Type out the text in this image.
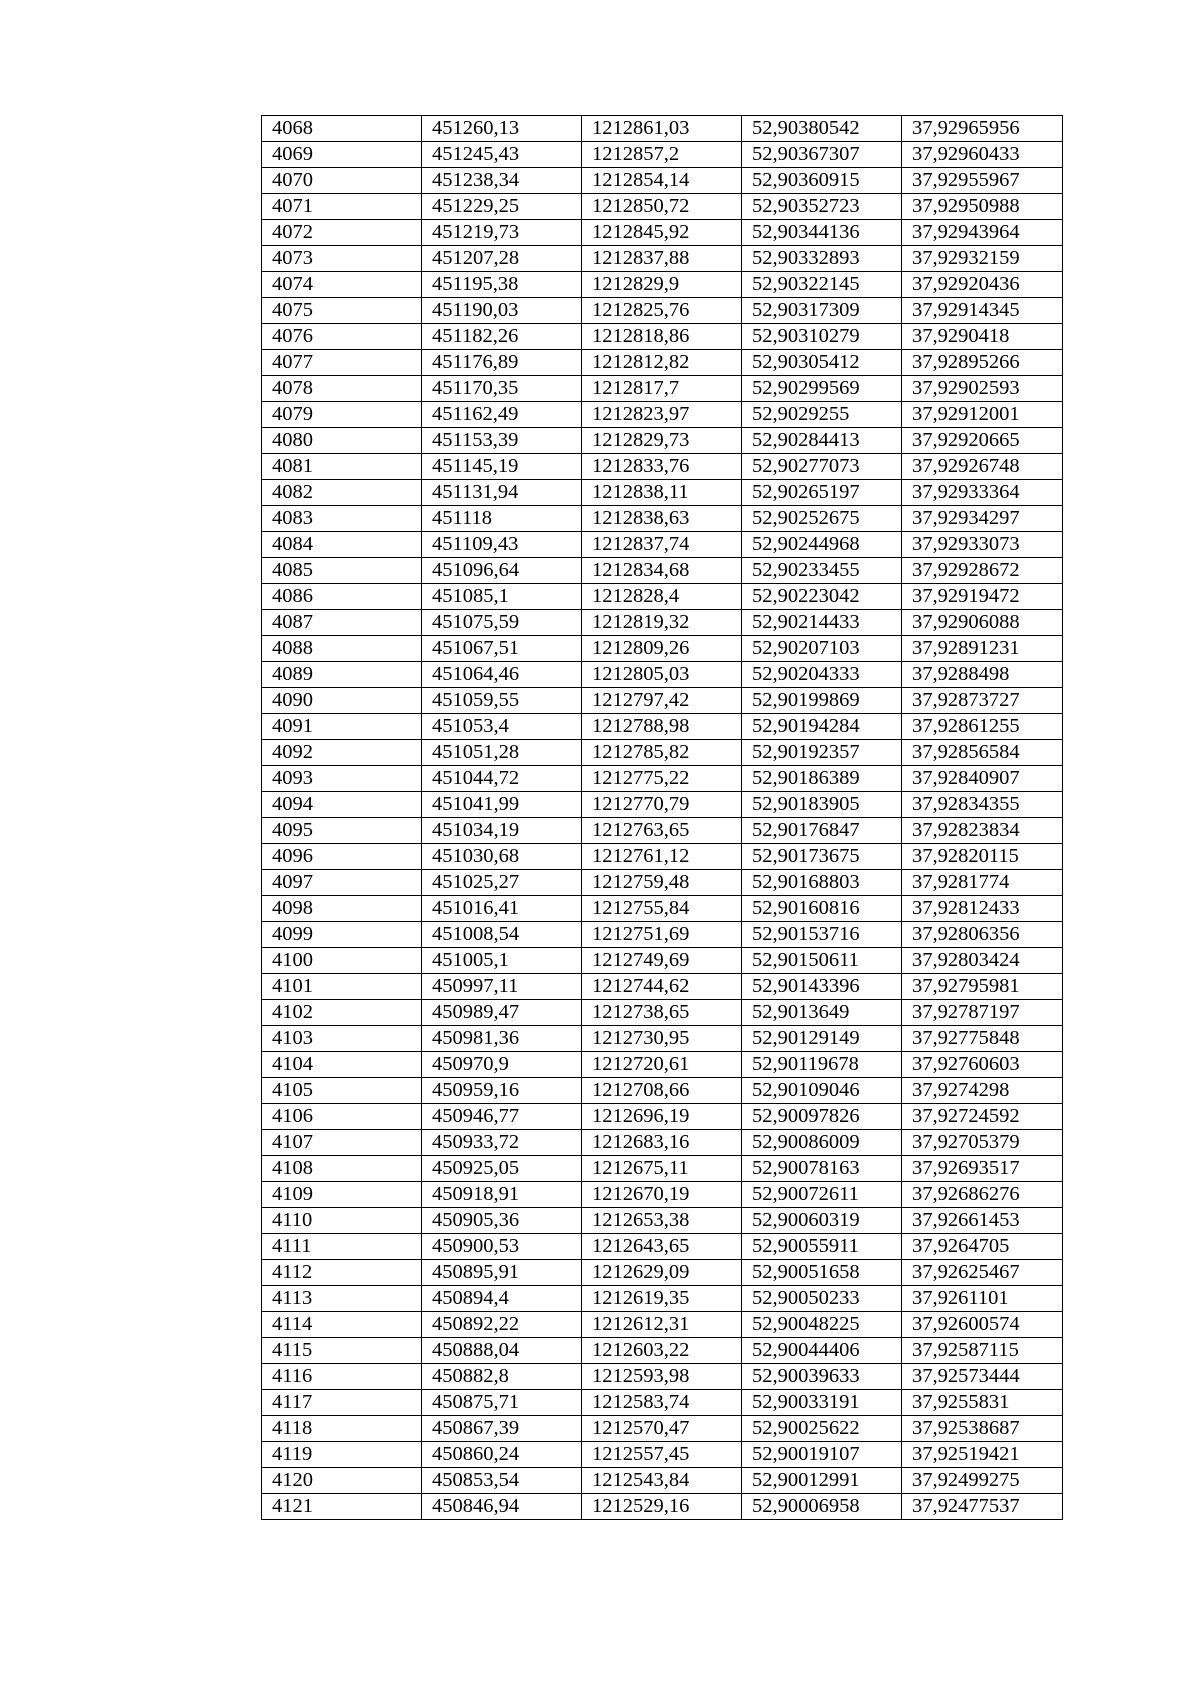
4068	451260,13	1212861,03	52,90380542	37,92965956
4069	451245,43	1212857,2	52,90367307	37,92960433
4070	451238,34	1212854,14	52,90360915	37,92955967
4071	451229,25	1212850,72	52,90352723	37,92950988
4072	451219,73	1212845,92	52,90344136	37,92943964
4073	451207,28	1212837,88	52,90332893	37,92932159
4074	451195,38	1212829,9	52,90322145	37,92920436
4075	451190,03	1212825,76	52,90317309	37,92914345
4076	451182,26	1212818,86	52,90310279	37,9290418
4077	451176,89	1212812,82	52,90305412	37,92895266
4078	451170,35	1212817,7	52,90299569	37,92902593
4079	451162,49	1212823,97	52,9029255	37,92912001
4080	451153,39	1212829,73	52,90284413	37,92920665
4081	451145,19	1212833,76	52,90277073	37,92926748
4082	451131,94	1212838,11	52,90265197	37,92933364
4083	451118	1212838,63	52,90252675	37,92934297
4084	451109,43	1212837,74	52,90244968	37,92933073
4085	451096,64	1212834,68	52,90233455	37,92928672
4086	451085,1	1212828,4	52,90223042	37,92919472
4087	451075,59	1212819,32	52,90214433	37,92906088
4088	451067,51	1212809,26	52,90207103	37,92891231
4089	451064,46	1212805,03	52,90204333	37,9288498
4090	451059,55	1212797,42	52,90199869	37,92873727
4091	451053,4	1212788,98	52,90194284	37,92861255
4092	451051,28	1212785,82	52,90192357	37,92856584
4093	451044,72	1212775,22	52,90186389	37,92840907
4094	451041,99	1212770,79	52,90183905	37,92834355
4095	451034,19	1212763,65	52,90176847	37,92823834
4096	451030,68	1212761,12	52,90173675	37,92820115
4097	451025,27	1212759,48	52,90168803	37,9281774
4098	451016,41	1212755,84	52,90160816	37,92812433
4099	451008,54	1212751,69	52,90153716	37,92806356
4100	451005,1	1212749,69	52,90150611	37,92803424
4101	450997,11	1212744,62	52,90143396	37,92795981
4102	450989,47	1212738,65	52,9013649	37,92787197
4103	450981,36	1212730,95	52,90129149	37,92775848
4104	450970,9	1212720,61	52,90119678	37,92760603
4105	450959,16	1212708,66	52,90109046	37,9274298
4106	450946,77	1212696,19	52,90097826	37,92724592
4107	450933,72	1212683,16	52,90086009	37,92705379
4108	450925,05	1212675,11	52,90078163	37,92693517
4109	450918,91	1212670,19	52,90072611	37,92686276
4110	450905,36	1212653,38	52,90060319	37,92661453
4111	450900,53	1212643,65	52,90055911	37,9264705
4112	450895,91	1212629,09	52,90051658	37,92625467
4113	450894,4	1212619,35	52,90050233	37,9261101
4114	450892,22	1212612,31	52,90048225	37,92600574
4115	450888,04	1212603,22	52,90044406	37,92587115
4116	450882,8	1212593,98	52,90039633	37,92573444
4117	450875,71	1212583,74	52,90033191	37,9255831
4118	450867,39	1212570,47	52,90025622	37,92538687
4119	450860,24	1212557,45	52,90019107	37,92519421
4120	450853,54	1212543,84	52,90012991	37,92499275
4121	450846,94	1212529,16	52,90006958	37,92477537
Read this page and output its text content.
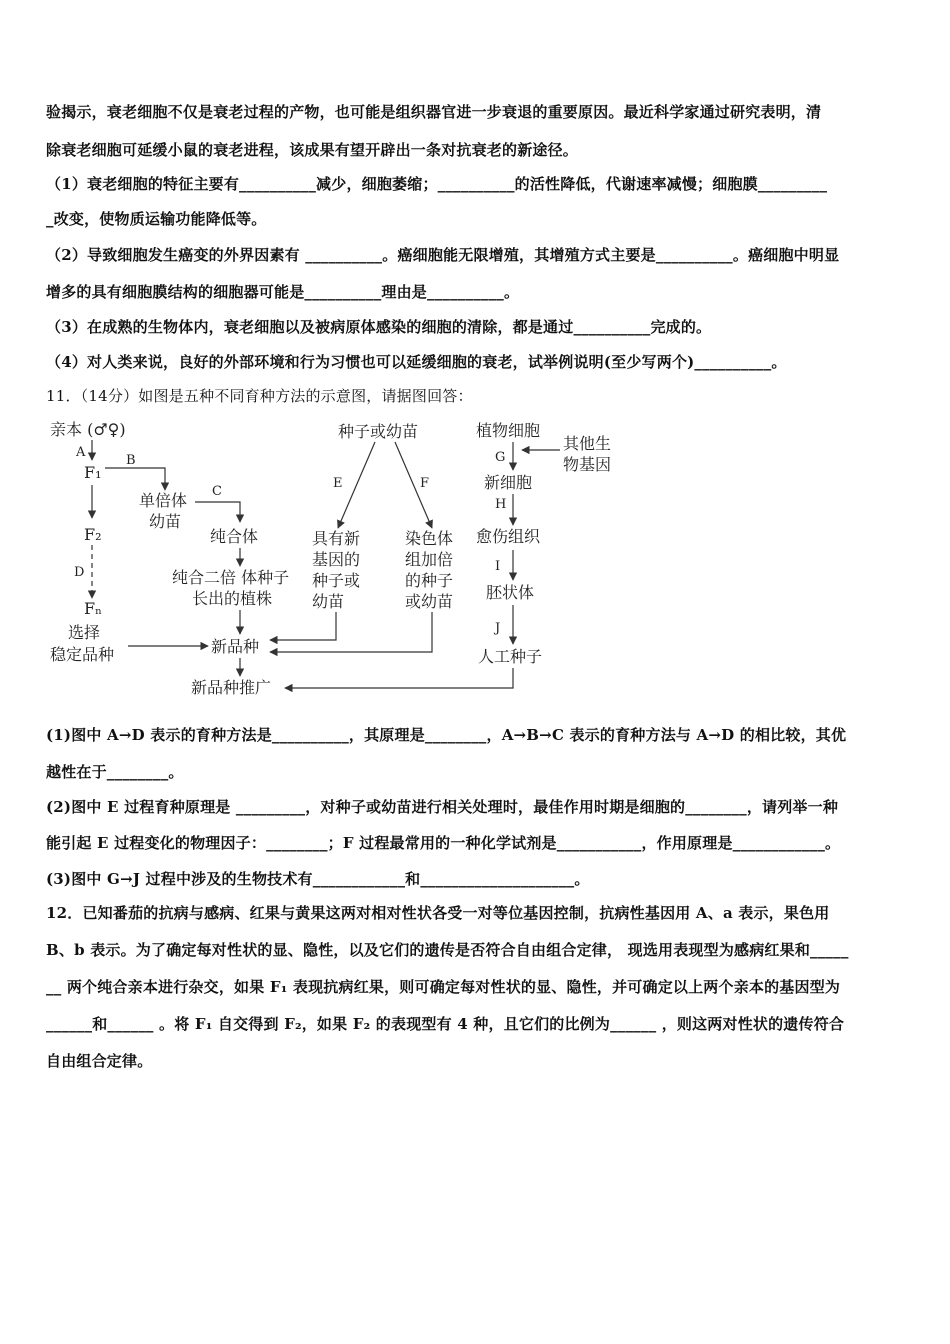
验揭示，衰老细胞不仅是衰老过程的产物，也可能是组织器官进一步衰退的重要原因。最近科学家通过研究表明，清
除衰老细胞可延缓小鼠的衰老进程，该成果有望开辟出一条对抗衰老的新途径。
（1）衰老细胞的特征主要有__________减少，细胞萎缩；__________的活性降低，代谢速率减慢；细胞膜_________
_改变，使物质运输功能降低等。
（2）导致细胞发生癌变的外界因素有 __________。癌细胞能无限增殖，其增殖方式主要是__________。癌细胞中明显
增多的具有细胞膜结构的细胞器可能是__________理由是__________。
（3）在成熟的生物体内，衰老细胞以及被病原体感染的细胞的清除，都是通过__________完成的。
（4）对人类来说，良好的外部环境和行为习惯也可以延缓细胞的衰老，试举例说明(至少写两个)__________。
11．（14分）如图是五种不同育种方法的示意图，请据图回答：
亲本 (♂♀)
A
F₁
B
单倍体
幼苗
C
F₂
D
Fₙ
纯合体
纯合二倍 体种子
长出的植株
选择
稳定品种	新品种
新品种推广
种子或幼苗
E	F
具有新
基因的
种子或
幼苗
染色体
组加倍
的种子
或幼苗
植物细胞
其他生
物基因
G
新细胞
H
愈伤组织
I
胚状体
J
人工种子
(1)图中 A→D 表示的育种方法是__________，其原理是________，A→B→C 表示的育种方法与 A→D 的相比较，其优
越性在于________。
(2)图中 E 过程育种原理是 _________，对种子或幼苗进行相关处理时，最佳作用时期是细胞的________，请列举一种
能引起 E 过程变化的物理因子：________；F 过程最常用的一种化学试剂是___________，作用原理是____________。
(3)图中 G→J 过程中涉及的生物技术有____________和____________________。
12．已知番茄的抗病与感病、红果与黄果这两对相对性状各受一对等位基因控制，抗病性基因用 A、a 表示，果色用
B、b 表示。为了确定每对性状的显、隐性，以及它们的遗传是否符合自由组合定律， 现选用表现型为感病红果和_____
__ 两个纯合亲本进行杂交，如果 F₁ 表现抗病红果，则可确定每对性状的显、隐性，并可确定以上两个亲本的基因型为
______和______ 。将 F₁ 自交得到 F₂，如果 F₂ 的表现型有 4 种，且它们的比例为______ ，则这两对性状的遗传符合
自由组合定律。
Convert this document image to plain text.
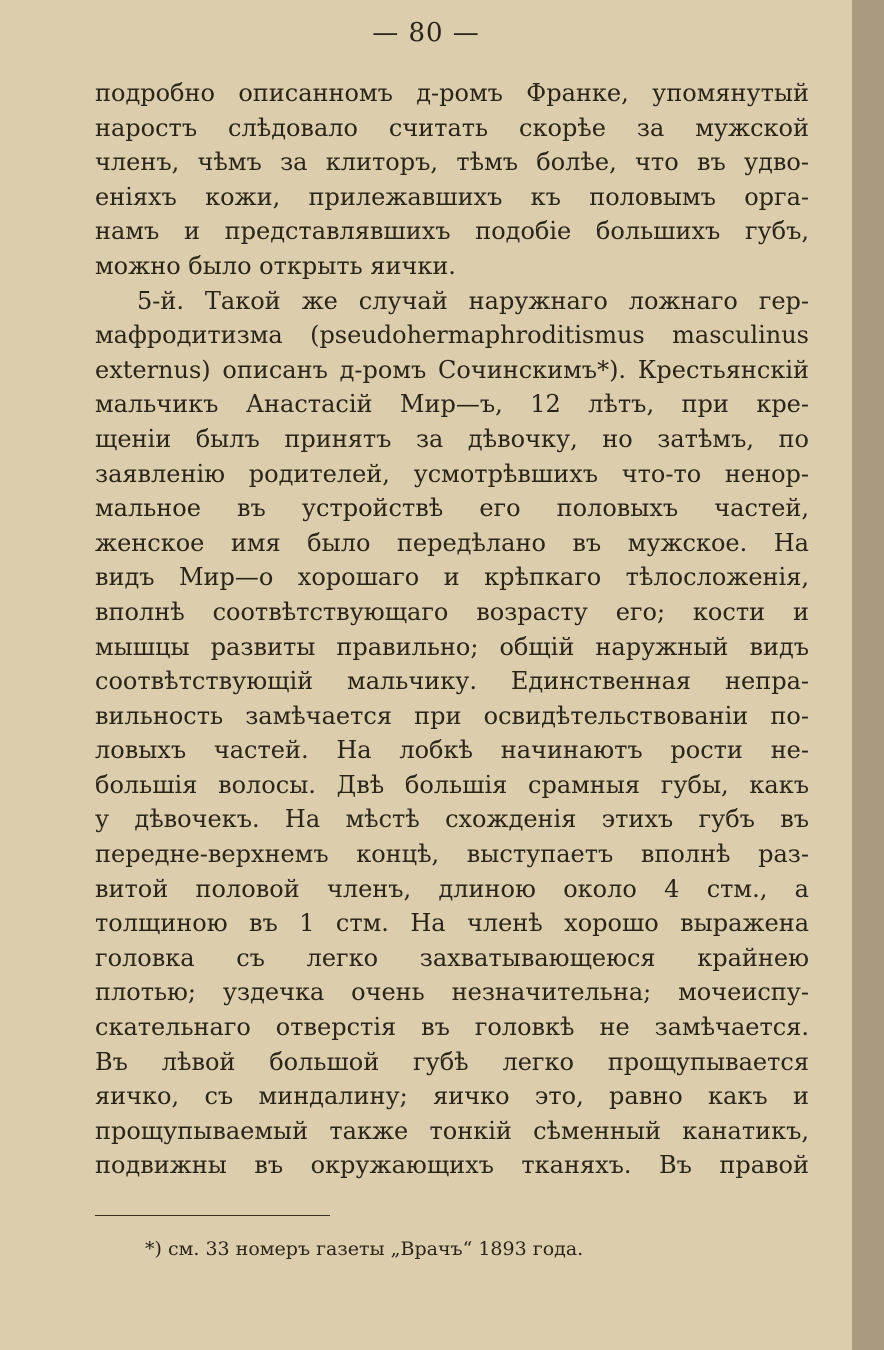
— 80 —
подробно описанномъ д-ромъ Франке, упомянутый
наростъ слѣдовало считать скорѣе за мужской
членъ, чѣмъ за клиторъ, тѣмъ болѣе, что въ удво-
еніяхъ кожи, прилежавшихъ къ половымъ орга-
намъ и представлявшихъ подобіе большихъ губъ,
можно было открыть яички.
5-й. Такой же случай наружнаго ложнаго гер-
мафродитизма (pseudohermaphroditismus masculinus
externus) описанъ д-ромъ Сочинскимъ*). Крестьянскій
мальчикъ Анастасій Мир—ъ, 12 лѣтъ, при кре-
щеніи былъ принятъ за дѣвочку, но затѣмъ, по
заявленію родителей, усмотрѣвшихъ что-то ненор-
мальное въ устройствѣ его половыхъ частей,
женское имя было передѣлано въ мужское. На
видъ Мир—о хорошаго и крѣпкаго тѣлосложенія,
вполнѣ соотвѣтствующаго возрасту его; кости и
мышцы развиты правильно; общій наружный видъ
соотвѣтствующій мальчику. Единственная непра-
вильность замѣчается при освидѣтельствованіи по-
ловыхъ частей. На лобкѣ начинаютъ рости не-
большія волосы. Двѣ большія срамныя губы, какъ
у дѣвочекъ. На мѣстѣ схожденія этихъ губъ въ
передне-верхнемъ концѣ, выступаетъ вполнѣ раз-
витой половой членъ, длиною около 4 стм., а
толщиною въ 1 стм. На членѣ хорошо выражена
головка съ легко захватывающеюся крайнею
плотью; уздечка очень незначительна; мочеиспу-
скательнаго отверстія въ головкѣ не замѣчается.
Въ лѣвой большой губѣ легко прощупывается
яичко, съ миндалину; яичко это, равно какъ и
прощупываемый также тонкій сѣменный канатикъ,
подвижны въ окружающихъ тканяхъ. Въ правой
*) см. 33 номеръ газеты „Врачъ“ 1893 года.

-*-

→ **Exercise task**
Using the material above, copy every line in which the string "ромъ" occurs.

→ **Written reply**
подробно описанномъ д-ромъ Франке, упомянутый
externus) описанъ д-ромъ Сочинскимъ*). Крестьянскій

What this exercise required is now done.